Task statement: Read the lines below. Copy out any that hold the string "energy".

--- start of Recorded data ---

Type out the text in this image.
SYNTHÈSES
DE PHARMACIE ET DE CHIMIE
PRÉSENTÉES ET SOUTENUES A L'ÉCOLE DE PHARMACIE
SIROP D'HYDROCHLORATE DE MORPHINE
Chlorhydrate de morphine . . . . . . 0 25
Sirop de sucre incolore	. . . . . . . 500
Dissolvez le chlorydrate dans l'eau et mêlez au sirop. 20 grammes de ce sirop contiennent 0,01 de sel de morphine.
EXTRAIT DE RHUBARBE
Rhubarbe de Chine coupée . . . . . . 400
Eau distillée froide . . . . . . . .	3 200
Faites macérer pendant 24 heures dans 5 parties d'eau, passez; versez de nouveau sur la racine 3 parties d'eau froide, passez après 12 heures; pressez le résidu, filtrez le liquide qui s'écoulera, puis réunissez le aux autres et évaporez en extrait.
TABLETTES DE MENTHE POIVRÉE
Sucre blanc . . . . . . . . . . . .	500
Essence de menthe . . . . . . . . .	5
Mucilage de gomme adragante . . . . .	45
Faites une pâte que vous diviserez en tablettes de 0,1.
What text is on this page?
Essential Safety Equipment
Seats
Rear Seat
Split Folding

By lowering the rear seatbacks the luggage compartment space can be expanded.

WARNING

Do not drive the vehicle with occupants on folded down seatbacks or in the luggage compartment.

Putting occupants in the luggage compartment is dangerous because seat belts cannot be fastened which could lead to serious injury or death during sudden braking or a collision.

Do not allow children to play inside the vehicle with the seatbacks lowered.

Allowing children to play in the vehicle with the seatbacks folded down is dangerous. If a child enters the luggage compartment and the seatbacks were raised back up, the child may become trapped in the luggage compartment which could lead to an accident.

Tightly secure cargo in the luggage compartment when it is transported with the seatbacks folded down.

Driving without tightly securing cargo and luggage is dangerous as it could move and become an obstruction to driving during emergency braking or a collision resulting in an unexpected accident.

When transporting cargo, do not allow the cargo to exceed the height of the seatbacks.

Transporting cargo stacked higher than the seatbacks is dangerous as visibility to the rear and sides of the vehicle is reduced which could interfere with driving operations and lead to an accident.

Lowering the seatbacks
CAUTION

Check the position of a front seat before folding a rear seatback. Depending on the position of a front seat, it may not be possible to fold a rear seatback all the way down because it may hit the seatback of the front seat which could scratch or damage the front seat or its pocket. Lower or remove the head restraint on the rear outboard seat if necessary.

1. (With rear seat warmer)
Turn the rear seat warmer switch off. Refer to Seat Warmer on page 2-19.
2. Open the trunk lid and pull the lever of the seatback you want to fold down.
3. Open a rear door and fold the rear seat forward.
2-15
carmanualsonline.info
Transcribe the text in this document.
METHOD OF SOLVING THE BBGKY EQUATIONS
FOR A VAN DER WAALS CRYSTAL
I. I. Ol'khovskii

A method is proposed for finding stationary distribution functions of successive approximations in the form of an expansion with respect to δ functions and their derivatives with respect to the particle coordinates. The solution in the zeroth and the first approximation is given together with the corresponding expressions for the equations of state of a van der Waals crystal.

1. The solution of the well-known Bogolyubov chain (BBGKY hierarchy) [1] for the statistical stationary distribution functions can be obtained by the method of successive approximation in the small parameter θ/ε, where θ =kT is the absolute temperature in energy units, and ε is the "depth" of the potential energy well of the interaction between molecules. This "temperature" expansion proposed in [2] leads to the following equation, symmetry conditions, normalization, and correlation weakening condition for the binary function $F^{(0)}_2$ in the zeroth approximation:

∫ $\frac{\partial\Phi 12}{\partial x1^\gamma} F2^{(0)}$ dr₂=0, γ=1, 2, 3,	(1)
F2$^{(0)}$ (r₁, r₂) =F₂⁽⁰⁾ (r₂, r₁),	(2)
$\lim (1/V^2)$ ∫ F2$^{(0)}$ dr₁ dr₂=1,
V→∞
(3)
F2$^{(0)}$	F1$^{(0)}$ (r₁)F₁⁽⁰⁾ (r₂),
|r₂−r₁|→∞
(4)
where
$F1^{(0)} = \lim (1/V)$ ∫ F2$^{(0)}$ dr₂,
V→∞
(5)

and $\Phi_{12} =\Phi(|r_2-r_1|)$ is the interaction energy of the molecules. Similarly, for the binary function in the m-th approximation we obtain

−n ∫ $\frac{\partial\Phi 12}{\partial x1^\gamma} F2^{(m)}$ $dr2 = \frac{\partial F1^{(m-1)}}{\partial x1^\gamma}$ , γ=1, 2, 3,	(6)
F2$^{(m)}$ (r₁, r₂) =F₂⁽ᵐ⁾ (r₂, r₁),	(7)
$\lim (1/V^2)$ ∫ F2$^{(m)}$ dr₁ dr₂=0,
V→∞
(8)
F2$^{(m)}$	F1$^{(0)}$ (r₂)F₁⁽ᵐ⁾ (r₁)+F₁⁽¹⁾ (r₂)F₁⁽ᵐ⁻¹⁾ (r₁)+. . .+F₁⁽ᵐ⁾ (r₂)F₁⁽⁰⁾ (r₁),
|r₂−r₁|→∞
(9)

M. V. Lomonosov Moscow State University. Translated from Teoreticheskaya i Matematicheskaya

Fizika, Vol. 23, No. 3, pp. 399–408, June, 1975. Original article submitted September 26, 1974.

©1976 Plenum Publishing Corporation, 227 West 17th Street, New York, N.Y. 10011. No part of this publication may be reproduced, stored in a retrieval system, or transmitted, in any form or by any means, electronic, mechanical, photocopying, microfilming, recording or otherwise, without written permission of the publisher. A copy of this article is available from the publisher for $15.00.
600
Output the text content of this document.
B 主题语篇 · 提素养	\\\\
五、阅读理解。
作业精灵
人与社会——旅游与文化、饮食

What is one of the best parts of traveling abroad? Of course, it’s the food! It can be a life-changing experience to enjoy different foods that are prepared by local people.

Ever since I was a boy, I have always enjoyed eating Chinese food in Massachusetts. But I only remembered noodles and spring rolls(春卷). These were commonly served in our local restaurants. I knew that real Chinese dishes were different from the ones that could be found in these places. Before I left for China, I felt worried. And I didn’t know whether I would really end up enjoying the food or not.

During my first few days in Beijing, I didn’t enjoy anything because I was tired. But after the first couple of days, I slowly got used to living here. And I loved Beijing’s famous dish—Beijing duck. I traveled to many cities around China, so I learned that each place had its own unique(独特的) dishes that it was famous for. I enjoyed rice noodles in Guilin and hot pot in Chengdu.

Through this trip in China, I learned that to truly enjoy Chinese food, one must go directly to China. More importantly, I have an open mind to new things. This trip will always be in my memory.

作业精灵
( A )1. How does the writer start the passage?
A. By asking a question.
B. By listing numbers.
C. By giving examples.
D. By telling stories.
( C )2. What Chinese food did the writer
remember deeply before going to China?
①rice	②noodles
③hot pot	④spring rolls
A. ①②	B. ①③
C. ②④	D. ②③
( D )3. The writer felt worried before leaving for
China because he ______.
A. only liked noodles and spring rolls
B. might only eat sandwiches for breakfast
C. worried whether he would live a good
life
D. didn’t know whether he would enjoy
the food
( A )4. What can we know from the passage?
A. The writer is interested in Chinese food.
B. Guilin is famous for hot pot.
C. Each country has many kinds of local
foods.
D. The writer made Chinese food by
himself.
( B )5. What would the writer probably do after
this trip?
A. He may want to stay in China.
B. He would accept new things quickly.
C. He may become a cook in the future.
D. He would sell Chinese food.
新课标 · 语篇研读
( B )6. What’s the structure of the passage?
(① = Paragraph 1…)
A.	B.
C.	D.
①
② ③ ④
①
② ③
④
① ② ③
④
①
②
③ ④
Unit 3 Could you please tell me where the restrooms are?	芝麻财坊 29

--- end of Recorded data ---

Response:
1. The solution of the well-known Bogolyubov chain (BBGKY hierarchy) [1] for the statistical stationary distribution functions can be obtained by the method of successive approximation in the small parameter θ/ε, where θ =kT is the absolute temperature in energy units, and ε is the "depth" of the potential energy well of the interaction between molecules. This "temperature" expansion proposed in [2] leads to the following equation, symmetry conditions, normalization, and correlation weakening condition for the binary function $F^{(0)}_2$ in the zeroth approximation:
and $\Phi_{12} =\Phi(|r_2-r_1|)$ is the interaction energy of the molecules. Similarly, for the binary function in the m-th approximation we obtain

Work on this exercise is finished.